=== Page excerpt ===

What is striking about this 1948 group is how different they are, not just in price and intention, but in mechanical make-up.
Our six cars have engines at opposing ends, with a huge variety in cylinders, cooled in divergent ways, driving different wheels and sitting on suspensions of varied kinds.
The inevitable mechanical convergence of the post-war motor industry hadn’t yet happened, but it’s the Minor that got closest to how the daily driver would go on to develop.
Two Minors were at Earls Court in October 1948, and they made up the entirety of the range at launch: a two-door saloon and a convertible.
Other than the engine, it was a clean-sheet design, only possible in such a small amount of time following the war because Morris had begun development in ’43.
A three-man team, headed by the shy but intellectually headstrong Alec Issigonis, was allowed to continue to work on the project, codenamed Mosquito, between war tasks.
Yet it’s considered a one-man design because ‘Issi’ had such control, insisting on numerous advanced features, many of which had been consistently denied by Morris before the war.
The things that impressed most 75 years ago were the Minor’s monocoque construction and sophisticated front suspension.
Neither were firsts for a British car, but both were rare – especially in economy cars.
UK manufacturers had stubbornly held on to front beam axles during the 1930s, even when many foreign marques were moving away from them.
It was putting these two components together that allowed the Minor such a long life, and made it feel ahead of its time.
It’s such a solid, stiff-feeling car.
The relatively small glass area is typical of early efforts in unibody construction and is key to this rigidity, which, though hard
to notice in isolation, provides a huge boost to the refinement of the Minor when you step into it from a rattly separate-chassis car.
Then there’s the way it steers.
Making use of a rack-and-pinion set-up when nearly all of its contemporaries, and many much sportier cars, were using worm-and-roller systems prone to play, the Morris has an incredibly direct and communicative helm.
There is a slight hesitation in the movement in this 1950 MM’s steering wheel, but owner Laurie Griffiths puts that down to the crossply tyres he insists on for the sake of originality.
“That feeling does disappear once on radials,” says Laurie.

=== Listed records ===

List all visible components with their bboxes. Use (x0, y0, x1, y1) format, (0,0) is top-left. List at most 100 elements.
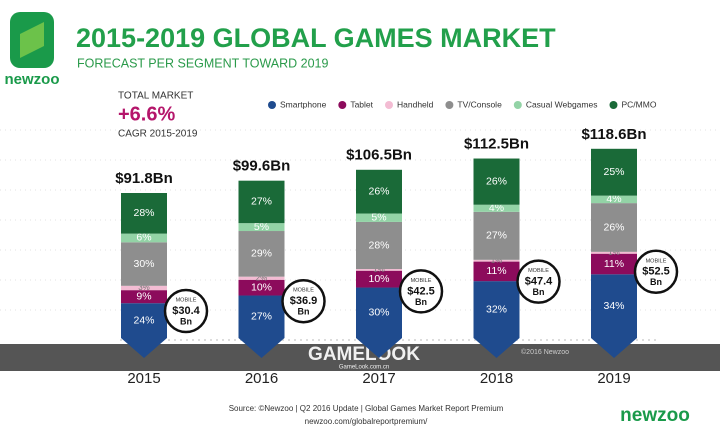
bar-segment (591, 195, 637, 204)
watermark-title: GAMELOOK (308, 344, 420, 365)
segment-label: 6% (136, 232, 151, 244)
copyright: ©2016 Newzoo (521, 348, 569, 356)
callout-note: CAGR 2015-2019 (118, 129, 198, 140)
bar-segment (591, 253, 637, 275)
bar-segment (121, 285, 167, 291)
segment-label: 27% (486, 230, 507, 242)
segment-label: 11% (604, 258, 624, 270)
legend-swatch (338, 101, 347, 109)
mobile-bubble (516, 259, 561, 304)
bar-tip (121, 338, 167, 358)
bar-tip (591, 338, 637, 358)
mobile-bubble (163, 288, 209, 334)
mobile-label: MOBILE (411, 278, 432, 284)
segment-label: 26% (486, 175, 507, 187)
segment-label: 9% (136, 290, 151, 302)
segment-label: 28% (368, 239, 389, 251)
segment-label: 11% (486, 265, 506, 277)
x-tick-label: 2019 (597, 370, 630, 387)
segment-label: 10% (251, 281, 272, 293)
segment-label: 30% (133, 258, 154, 270)
chart-subtitle: FORECAST PER SEGMENT TOWARD 2019 (77, 56, 329, 70)
bar-segment (591, 203, 637, 252)
x-tick-label: 2016 (245, 370, 278, 387)
mobile-value: $30.4 (172, 305, 200, 317)
total-label: $99.6Bn (233, 158, 291, 175)
segment-label: 3% (138, 283, 150, 292)
legend-label: Tablet (350, 99, 373, 109)
segment-label: 2% (256, 273, 268, 282)
segment-label: 24% (133, 314, 154, 326)
segment-label: 34% (603, 300, 624, 312)
bar-segment (356, 169, 402, 214)
bar-segment (121, 303, 167, 338)
x-tick-label: 2017 (362, 370, 395, 387)
segment-label: 5% (371, 212, 386, 224)
bar-segment (121, 233, 167, 243)
segment-label: 28% (133, 207, 154, 219)
bar-segment (591, 274, 637, 338)
segment-label: 26% (368, 185, 389, 197)
total-label: $112.5Bn (464, 135, 529, 152)
segment-label: 1% (608, 248, 620, 257)
watermark-url: GameLook.com.cn (339, 365, 389, 371)
bar-segment (238, 276, 285, 280)
segment-label: 30% (368, 307, 389, 319)
legend-swatch (385, 101, 393, 109)
mobile-unit: Bn (415, 297, 427, 307)
legend-label: Handheld (397, 99, 434, 109)
mobile-label: MOBILE (646, 258, 667, 264)
bar-segment (121, 193, 167, 234)
mobile-unit: Bn (298, 307, 310, 317)
mobile-value: $47.4 (525, 276, 553, 288)
logo-text: newzoo (5, 71, 60, 88)
mobile-bubble (633, 249, 679, 295)
segment-label: 29% (251, 248, 272, 260)
legend-swatch (268, 101, 276, 109)
segment-label: 26% (603, 221, 624, 233)
x-tick-label: 2018 (480, 370, 513, 387)
mobile-value: $52.5 (642, 266, 670, 278)
mobile-unit: Bn (650, 277, 662, 287)
segment-label: 27% (251, 311, 272, 323)
mobile-label: MOBILE (528, 268, 549, 274)
segment-label: 5% (254, 221, 269, 233)
legend-swatch (445, 101, 454, 109)
bar-tip (356, 338, 402, 358)
legend-label: TV/Console (457, 99, 502, 109)
legend-label: Smartphone (280, 99, 327, 109)
bar-segment (121, 290, 167, 304)
mobile-label: MOBILE (293, 288, 314, 294)
segment-label: 32% (486, 303, 507, 315)
bar-segment (238, 223, 285, 232)
segment-label: 1% (491, 256, 503, 265)
bar-segment (238, 279, 285, 296)
segment-label: 1% (373, 265, 385, 274)
logo-icon (10, 12, 54, 68)
chart-title: 2015-2019 GLOBAL GAMES MARKET (76, 23, 556, 53)
callout-label: TOTAL MARKET (118, 91, 193, 102)
bar-segment (238, 231, 285, 277)
total-label: $91.8Bn (115, 170, 173, 187)
mobile-unit: Bn (180, 316, 192, 326)
mobile-unit: Bn (533, 287, 545, 297)
bar-segment (238, 295, 285, 338)
mobile-label: MOBILE (176, 297, 197, 303)
legend-swatch (513, 101, 522, 109)
bar-segment (356, 270, 402, 288)
footer-logo: newzoo (620, 405, 690, 426)
mobile-value: $42.5 (407, 285, 435, 297)
x-tick-label: 2015 (127, 370, 160, 387)
total-label: $106.5Bn (346, 147, 412, 164)
bar-segment (473, 211, 520, 260)
mobile-bubble (398, 269, 444, 314)
bar-segment (356, 269, 402, 271)
legend-swatch (609, 101, 618, 109)
segment-label: 27% (251, 196, 272, 208)
mobile-bubble (281, 278, 326, 324)
bar-segment (473, 259, 520, 262)
segment-label: 10% (368, 273, 389, 285)
bar-segment (473, 261, 520, 282)
source-line: Source: ©Newzoo | Q2 2016 Update | Globa… (229, 404, 504, 413)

===

> _Written exercise 1_
Answer these questions using the Morris Minor text:
(a) How many Minors were at Earls Court in October 1948?
(b) What was the project's codename?
(c) What type of tires does the owner of the 1950 car insist on?
> _Written exercise 2_
Translate this sentence from the Morris Minor text into French: "Neither were firsts for a British car, but both were rare – especially in economy cars."
> _Written exercise 3_
Write out the passage from the Morris Minor text starting at "It’s such a" and ending at "way it steers.".
The material has no connection to the Morris Minor text.

> _Correct response 1_
(a) Two.
(b) Mosquito.
(c) Crossply tires.

> _Correct response 2_
Aucun des deux n'était une première pour une voiture britannique, mais tous deux étaient rares, surtout parmi les voitures économiques.

> _Correct response 3_
It’s such a solid, stiff-feeling car.
The relatively small glass area is typical of early efforts in unibody construction and is key to this rigidity, which, though hard
to notice in isolation, provides a huge boost to the refinement of the Minor when you step into it from a rattly separate-chassis car.
Then there’s the way it steers.